» **WHAT IS BEING ASKED**: Copy, from the entries below, each line where the word "JSON" can be found.

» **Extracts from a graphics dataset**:
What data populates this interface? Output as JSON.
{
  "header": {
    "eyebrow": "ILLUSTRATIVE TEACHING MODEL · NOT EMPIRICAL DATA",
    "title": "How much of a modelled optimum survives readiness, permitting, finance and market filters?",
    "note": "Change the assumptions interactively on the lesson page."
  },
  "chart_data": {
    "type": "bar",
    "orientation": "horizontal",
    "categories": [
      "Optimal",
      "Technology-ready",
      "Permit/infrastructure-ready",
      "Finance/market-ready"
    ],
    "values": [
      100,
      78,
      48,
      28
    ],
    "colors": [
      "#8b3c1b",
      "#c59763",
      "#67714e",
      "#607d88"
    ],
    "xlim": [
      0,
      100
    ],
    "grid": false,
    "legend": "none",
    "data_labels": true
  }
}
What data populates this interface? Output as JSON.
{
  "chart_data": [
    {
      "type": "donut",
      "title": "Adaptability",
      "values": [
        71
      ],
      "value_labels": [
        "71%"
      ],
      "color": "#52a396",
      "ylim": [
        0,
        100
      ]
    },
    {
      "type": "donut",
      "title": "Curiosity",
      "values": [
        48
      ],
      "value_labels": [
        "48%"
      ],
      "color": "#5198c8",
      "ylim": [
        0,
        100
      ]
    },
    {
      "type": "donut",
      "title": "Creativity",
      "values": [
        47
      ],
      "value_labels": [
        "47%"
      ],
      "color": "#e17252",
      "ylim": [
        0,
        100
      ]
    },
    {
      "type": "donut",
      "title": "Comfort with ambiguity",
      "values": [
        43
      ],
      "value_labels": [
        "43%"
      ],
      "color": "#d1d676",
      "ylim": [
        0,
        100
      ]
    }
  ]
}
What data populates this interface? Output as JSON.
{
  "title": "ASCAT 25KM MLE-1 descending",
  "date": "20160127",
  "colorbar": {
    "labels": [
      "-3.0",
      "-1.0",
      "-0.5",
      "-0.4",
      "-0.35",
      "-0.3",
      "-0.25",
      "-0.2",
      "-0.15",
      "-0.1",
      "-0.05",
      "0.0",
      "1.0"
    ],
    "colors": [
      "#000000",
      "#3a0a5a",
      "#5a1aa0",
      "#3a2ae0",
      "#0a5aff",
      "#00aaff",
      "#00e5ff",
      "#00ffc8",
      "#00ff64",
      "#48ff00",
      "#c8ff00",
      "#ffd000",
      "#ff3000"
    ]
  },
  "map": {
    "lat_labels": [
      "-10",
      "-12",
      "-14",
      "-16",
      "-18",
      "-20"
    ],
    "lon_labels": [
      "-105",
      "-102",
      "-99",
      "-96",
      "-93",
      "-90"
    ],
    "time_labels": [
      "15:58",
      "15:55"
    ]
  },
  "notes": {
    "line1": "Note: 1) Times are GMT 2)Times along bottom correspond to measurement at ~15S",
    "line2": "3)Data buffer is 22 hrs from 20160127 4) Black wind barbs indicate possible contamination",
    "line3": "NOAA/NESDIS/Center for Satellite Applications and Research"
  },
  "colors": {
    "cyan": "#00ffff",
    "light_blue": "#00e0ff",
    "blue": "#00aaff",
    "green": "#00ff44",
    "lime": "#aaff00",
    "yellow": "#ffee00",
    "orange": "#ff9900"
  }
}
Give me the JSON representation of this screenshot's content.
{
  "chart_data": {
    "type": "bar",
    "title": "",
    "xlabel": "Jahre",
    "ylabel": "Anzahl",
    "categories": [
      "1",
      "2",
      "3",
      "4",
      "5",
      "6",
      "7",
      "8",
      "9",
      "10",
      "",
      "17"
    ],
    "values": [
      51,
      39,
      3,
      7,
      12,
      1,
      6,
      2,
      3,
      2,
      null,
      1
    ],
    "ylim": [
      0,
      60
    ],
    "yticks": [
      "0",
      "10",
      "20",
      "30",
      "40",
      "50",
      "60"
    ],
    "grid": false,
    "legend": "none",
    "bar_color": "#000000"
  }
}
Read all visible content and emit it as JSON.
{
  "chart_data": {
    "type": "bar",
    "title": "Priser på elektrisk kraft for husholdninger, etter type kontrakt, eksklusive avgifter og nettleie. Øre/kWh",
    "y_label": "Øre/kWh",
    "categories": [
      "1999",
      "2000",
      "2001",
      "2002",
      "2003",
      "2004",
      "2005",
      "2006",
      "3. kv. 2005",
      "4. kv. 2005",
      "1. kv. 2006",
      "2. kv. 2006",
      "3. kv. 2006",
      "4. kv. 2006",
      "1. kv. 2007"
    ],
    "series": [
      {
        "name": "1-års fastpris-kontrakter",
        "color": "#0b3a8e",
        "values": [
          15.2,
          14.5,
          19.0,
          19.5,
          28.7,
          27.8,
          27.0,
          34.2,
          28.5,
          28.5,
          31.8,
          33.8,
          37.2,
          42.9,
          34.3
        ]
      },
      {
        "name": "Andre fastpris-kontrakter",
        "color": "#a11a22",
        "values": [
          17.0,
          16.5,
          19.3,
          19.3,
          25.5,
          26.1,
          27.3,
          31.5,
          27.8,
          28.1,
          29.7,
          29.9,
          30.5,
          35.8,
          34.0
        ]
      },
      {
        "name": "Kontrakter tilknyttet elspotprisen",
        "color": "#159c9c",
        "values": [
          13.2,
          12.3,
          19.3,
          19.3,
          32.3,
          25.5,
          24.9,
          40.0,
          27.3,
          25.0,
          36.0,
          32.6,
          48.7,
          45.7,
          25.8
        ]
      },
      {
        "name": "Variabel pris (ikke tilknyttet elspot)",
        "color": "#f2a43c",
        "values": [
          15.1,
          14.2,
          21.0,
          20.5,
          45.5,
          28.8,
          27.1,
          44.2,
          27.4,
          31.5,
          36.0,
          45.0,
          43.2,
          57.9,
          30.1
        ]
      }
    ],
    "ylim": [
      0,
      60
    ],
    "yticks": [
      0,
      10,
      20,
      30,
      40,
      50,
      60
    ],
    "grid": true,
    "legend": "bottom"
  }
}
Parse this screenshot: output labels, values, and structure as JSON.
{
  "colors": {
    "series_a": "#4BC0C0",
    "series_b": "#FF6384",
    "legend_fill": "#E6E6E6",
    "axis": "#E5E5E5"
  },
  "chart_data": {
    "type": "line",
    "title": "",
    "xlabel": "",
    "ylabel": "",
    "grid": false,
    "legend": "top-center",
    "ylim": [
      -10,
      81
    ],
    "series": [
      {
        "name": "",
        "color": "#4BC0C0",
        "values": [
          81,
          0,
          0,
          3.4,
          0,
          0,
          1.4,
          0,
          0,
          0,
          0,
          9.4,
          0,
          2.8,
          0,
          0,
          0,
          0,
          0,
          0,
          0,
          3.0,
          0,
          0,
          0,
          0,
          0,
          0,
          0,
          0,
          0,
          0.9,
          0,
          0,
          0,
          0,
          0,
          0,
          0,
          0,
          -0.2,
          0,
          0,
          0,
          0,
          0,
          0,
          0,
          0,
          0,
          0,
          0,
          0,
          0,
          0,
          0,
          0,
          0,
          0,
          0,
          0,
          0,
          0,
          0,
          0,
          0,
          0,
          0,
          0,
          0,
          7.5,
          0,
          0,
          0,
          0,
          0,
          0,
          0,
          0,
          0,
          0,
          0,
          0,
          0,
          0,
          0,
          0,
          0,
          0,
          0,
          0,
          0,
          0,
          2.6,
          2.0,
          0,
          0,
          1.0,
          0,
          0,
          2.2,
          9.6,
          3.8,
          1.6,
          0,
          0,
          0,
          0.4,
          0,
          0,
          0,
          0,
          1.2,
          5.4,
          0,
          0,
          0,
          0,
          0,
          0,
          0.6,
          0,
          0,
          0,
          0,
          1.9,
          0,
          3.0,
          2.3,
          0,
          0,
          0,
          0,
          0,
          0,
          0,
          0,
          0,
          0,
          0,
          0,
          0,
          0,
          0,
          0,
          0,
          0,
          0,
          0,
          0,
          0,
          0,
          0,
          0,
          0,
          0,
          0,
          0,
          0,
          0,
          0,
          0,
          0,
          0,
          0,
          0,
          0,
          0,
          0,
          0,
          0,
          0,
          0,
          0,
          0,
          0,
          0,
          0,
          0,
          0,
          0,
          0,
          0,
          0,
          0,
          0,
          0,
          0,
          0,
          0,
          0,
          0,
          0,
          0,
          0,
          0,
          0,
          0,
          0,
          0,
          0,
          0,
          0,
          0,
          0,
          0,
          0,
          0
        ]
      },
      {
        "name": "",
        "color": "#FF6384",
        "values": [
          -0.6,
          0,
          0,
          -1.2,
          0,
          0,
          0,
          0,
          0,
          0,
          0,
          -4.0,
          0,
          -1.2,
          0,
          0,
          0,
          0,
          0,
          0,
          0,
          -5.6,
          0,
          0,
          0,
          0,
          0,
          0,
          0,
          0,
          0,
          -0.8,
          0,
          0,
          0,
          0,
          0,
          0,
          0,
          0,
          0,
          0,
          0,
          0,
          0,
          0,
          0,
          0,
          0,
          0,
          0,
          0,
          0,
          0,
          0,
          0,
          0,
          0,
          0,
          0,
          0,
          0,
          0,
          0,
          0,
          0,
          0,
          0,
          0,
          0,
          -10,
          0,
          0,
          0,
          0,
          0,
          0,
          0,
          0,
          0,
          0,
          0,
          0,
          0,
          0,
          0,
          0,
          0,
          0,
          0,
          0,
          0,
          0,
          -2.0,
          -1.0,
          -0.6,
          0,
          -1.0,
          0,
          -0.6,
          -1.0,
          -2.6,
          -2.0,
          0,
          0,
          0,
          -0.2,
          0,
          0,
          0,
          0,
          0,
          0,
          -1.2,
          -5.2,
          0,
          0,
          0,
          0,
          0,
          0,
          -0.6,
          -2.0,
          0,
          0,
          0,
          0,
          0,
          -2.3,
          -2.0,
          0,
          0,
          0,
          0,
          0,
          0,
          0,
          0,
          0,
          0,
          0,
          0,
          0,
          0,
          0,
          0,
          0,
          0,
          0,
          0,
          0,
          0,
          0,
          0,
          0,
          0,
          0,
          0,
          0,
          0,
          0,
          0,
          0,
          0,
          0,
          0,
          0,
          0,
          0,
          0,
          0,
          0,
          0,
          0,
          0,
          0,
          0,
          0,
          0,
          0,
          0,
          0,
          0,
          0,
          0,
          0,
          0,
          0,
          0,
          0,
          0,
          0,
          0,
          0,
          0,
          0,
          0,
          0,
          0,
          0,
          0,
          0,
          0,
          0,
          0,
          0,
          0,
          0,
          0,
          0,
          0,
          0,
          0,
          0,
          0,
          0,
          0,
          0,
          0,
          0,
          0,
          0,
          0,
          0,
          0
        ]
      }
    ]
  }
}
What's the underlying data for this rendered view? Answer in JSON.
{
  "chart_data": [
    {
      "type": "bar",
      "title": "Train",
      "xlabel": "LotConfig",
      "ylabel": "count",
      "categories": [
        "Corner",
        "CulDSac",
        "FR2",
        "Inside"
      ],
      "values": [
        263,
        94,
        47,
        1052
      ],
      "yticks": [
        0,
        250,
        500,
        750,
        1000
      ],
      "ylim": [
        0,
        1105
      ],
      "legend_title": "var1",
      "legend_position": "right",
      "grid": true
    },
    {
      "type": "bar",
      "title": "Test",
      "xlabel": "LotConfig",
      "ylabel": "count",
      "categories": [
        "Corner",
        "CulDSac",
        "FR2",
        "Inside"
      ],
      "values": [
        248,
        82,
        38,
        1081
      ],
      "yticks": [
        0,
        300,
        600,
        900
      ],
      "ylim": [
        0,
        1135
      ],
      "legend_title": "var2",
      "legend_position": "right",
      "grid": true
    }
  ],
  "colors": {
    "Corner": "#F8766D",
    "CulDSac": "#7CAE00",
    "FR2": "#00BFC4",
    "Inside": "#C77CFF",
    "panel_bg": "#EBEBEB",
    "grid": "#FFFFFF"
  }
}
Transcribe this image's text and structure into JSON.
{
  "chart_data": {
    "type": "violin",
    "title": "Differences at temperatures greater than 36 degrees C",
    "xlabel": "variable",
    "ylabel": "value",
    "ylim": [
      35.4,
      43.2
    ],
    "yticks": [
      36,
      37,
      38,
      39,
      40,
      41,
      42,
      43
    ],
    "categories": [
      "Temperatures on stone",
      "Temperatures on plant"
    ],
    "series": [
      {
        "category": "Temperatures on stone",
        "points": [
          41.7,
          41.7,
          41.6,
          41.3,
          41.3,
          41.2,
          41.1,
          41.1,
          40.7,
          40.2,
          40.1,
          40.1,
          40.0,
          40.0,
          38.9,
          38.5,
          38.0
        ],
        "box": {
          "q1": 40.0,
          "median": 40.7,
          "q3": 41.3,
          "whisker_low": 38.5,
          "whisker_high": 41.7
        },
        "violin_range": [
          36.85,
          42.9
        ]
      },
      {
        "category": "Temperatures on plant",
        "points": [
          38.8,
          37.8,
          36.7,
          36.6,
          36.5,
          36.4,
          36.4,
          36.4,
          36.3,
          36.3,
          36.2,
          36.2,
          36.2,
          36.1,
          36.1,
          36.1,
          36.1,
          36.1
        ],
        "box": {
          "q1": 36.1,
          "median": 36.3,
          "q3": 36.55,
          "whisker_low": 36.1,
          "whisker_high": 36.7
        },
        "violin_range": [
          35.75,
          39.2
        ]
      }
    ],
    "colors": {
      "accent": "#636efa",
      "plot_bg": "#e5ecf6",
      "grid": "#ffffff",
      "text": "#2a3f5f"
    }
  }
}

» **FINISHED ANSWER**:
What data populates this interface? Output as JSON.
What data populates this interface? Output as JSON.
What data populates this interface? Output as JSON.
Give me the JSON representation of this screenshot's content.
Read all visible content and emit it as JSON.
Parse this screenshot: output labels, values, and structure as JSON.
What's the underlying data for this rendered view? Answer in JSON.
Transcribe this image's text and structure into JSON.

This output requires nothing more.